==== Exercise materials
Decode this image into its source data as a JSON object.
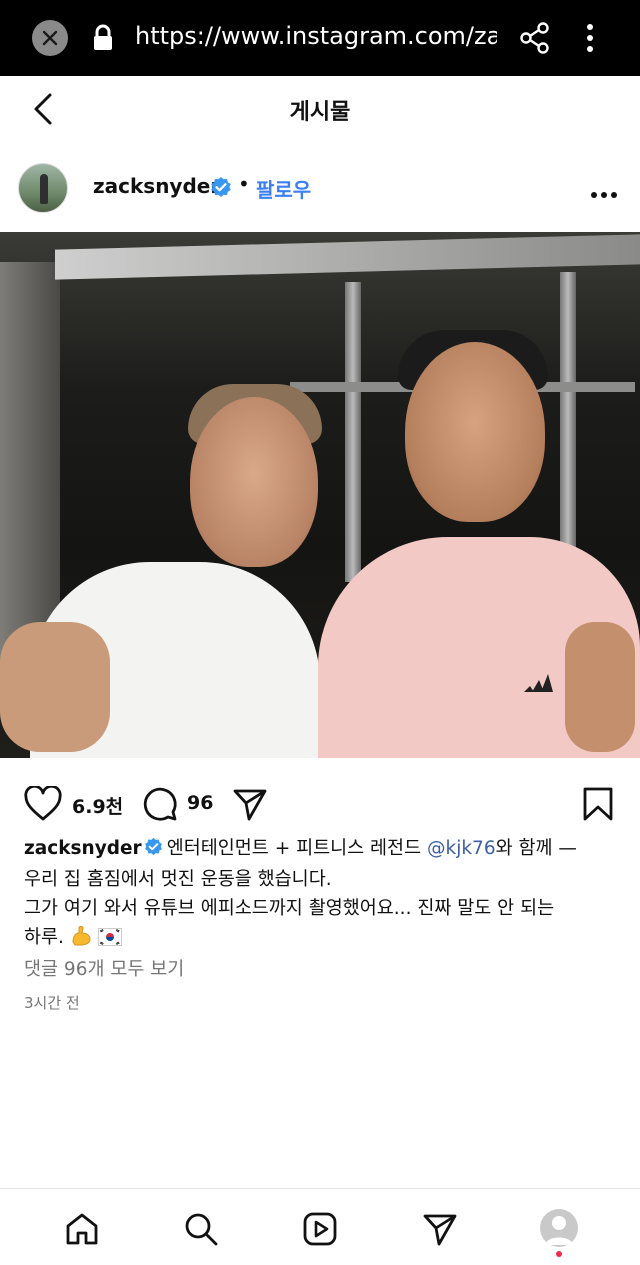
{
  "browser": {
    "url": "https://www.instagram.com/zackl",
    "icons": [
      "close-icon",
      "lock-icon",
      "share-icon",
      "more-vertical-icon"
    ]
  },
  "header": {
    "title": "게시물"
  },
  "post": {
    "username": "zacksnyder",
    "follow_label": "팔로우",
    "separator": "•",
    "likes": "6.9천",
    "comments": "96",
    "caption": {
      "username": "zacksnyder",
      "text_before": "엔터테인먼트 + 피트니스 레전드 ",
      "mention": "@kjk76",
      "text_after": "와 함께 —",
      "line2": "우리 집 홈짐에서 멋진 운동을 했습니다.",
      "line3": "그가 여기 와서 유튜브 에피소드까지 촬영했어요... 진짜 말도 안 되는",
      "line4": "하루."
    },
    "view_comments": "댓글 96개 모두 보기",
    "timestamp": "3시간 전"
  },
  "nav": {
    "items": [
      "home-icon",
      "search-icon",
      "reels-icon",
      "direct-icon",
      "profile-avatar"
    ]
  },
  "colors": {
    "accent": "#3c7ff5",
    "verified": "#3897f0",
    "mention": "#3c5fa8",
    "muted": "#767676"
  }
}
========
==== Exercise materials
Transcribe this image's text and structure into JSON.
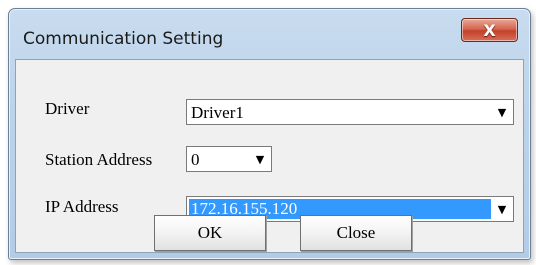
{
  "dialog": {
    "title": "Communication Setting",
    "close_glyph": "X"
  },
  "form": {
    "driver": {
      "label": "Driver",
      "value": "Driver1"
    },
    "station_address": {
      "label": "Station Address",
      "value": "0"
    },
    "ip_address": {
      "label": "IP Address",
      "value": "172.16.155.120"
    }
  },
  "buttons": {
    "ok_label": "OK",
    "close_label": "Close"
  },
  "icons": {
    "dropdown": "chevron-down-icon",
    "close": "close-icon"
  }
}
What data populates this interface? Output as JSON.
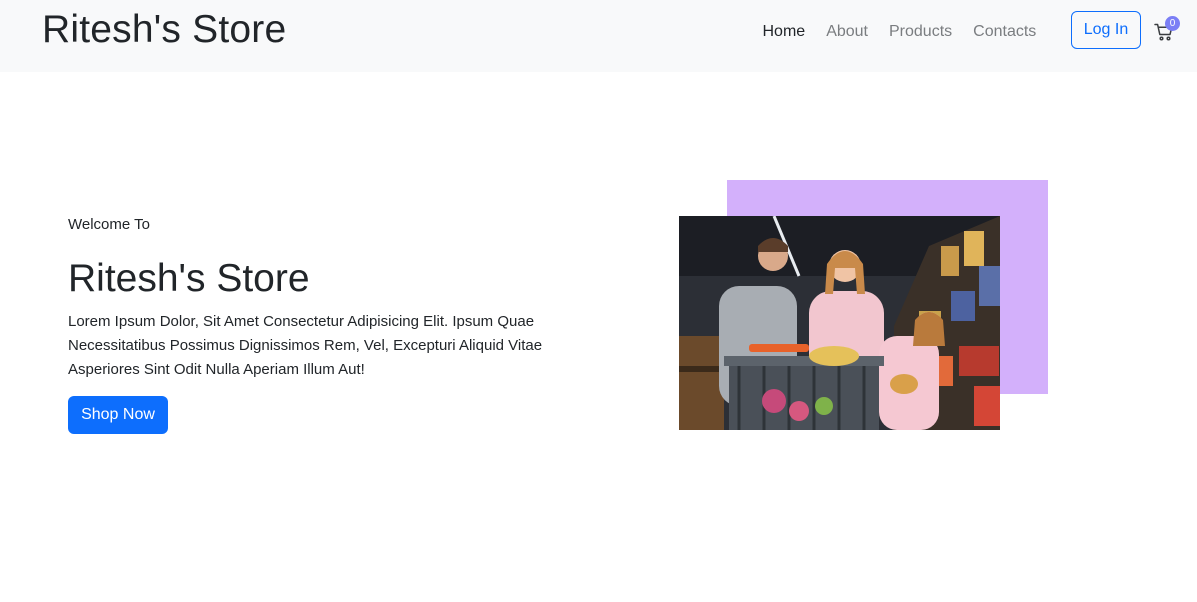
========
==== Exercise materials
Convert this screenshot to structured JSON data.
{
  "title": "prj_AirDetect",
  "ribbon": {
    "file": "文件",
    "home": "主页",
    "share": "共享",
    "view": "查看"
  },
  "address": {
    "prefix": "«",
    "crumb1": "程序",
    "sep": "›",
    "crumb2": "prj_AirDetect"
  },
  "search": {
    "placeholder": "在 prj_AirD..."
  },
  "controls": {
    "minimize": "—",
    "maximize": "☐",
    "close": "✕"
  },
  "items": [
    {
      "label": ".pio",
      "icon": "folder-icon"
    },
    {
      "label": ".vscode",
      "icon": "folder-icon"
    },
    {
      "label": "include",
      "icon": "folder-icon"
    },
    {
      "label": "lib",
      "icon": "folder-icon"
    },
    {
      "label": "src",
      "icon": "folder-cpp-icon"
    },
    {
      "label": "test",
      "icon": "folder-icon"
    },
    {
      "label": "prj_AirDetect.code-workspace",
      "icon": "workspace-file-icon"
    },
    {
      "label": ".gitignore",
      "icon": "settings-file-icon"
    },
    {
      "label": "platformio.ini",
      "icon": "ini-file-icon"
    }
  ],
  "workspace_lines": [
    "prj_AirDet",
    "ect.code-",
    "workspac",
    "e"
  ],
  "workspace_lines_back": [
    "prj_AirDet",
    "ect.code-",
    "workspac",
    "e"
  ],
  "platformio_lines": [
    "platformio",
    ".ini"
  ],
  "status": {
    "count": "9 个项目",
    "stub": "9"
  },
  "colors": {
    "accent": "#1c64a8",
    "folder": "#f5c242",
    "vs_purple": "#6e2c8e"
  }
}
========
• The exercise
Repeat the lines above exactly, beginning with the one containing "Transcribe this image's" and finishing with the one containing "What data populates". No pictures belong in the copy.

• Correct answer
Transcribe this image's text and structure into JSON.
{
  "dialog": {
    "title": "Communication Setting",
    "close_glyph": "X"
  },
  "form": {
    "driver": {
      "label": "Driver",
      "value": "Driver1"
    },
    "station_address": {
      "label": "Station Address",
      "value": "0"
    },
    "ip_address": {
      "label": "IP Address",
      "value": "172.16.155.120"
    }
  },
  "buttons": {
    "ok_label": "OK",
    "close_label": "Close"
  },
  "icons": {
    "dropdown": "chevron-down-icon",
    "close": "close-icon"
  }
}
What data populates this interface? Output as JSON.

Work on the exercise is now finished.